◆ WORK INSTRUCTIONS
Give back every line exactly as it appears, pictures excluded.

◆ WORKING DATA
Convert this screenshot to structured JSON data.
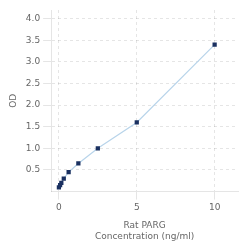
{
  "chart_data": {
    "type": "line",
    "x": [
      0,
      0.078,
      0.156,
      0.313,
      0.625,
      1.25,
      2.5,
      5,
      10
    ],
    "values": [
      0.1,
      0.15,
      0.2,
      0.3,
      0.45,
      0.65,
      1.0,
      1.6,
      3.4
    ],
    "color": "#b8d4ea",
    "colors": [
      "#1a3060",
      "#1a3060",
      "#1a3060",
      "#1a3060",
      "#1a3060",
      "#1a3060",
      "#1a3060",
      "#1a3060",
      "#1a3060"
    ],
    "marker": "square",
    "xlabel": "Rat PARG\nConcentration (ng/ml)",
    "ylabel": "OD",
    "xlim": [
      -0.5,
      11.5
    ],
    "ylim": [
      0,
      4.2
    ],
    "xticks": [
      0,
      5,
      10
    ],
    "yticks": [
      0.5,
      {
        "value": 1.0,
        "label": "1.0"
      },
      1.5,
      {
        "value": 2.0,
        "label": "2.0"
      },
      2.5,
      {
        "value": 3.0,
        "label": "3.0"
      },
      3.5,
      {
        "value": 4.0,
        "label": "4.0"
      }
    ],
    "grid": true
  }
}
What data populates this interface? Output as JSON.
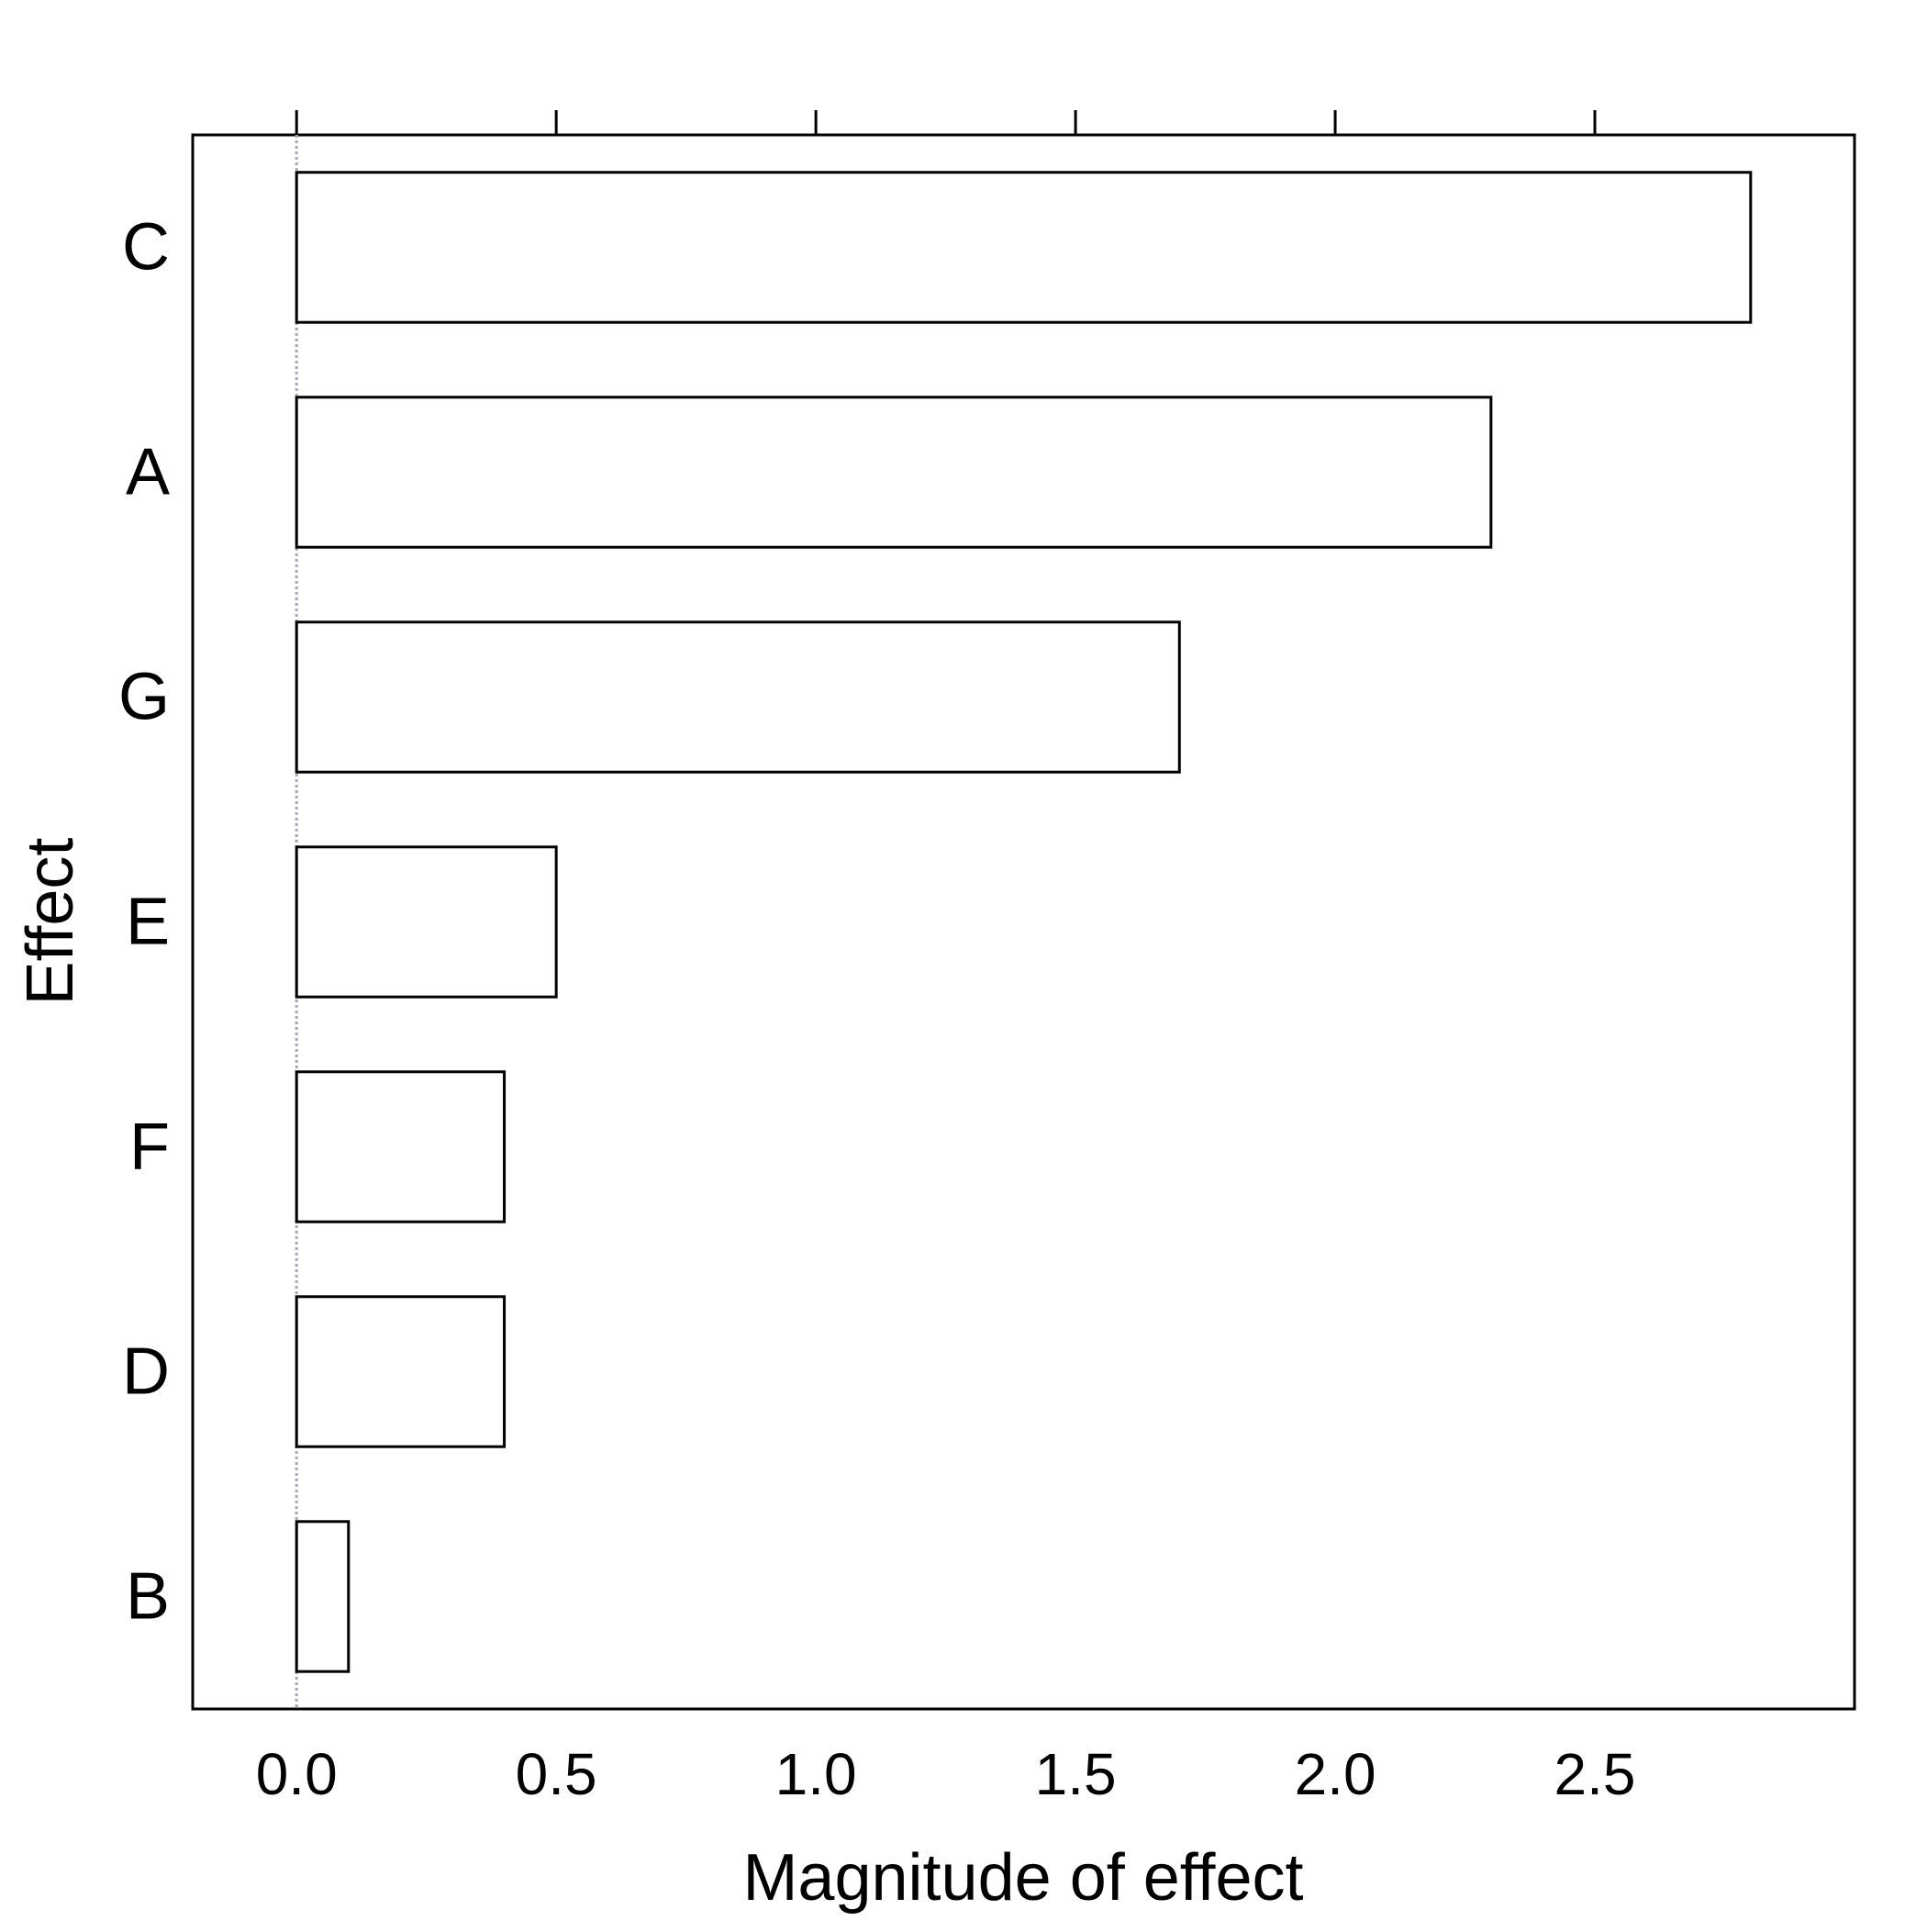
{
  "chart_data": {
    "type": "bar",
    "orientation": "horizontal",
    "title": "",
    "xlabel": "Magnitude of effect",
    "ylabel": "Effect",
    "categories": [
      "C",
      "A",
      "G",
      "E",
      "F",
      "D",
      "B"
    ],
    "values": [
      2.8,
      2.3,
      1.7,
      0.5,
      0.4,
      0.4,
      0.1
    ],
    "xlim": [
      -0.2,
      3.0
    ],
    "xticks": [
      0.0,
      0.5,
      1.0,
      1.5,
      2.0,
      2.5
    ],
    "xtick_labels": [
      "0.0",
      "0.5",
      "1.0",
      "1.5",
      "2.0",
      "2.5"
    ],
    "grid": false,
    "legend": "none",
    "bar_fill": "#ffffff",
    "bar_stroke": "#000000",
    "reference_line_color": "#a6a6c8"
  }
}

◆ RESULT
Convert this screenshot to structured JSON data.
{
  "chart_data": {
    "type": "line",
    "x": [
      0,
      0.078,
      0.156,
      0.313,
      0.625,
      1.25,
      2.5,
      5,
      10
    ],
    "values": [
      0.1,
      0.15,
      0.2,
      0.3,
      0.45,
      0.65,
      1.0,
      1.6,
      3.4
    ],
    "color": "#b8d4ea",
    "colors": [
      "#1a3060",
      "#1a3060",
      "#1a3060",
      "#1a3060",
      "#1a3060",
      "#1a3060",
      "#1a3060",
      "#1a3060",
      "#1a3060"
    ],
    "marker": "square",
    "xlabel": "Rat PARG\nConcentration (ng/ml)",
    "ylabel": "OD",
    "xlim": [
      -0.5,
      11.5
    ],
    "ylim": [
      0,
      4.2
    ],
    "xticks": [
      0,
      5,
      10
    ],
    "yticks": [
      0.5,
      {
        "value": 1.0,
        "label": "1.0"
      },
      1.5,
      {
        "value": 2.0,
        "label": "2.0"
      },
      2.5,
      {
        "value": 3.0,
        "label": "3.0"
      },
      3.5,
      {
        "value": 4.0,
        "label": "4.0"
      }
    ],
    "grid": true
  }
}
What data populates this interface? Output as JSON.
{
  "chart_data": {
    "type": "bar",
    "orientation": "horizontal",
    "title": "",
    "xlabel": "Magnitude of effect",
    "ylabel": "Effect",
    "categories": [
      "C",
      "A",
      "G",
      "E",
      "F",
      "D",
      "B"
    ],
    "values": [
      2.8,
      2.3,
      1.7,
      0.5,
      0.4,
      0.4,
      0.1
    ],
    "xlim": [
      -0.2,
      3.0
    ],
    "xticks": [
      0.0,
      0.5,
      1.0,
      1.5,
      2.0,
      2.5
    ],
    "xtick_labels": [
      "0.0",
      "0.5",
      "1.0",
      "1.5",
      "2.0",
      "2.5"
    ],
    "grid": false,
    "legend": "none",
    "bar_fill": "#ffffff",
    "bar_stroke": "#000000",
    "reference_line_color": "#a6a6c8"
  }
}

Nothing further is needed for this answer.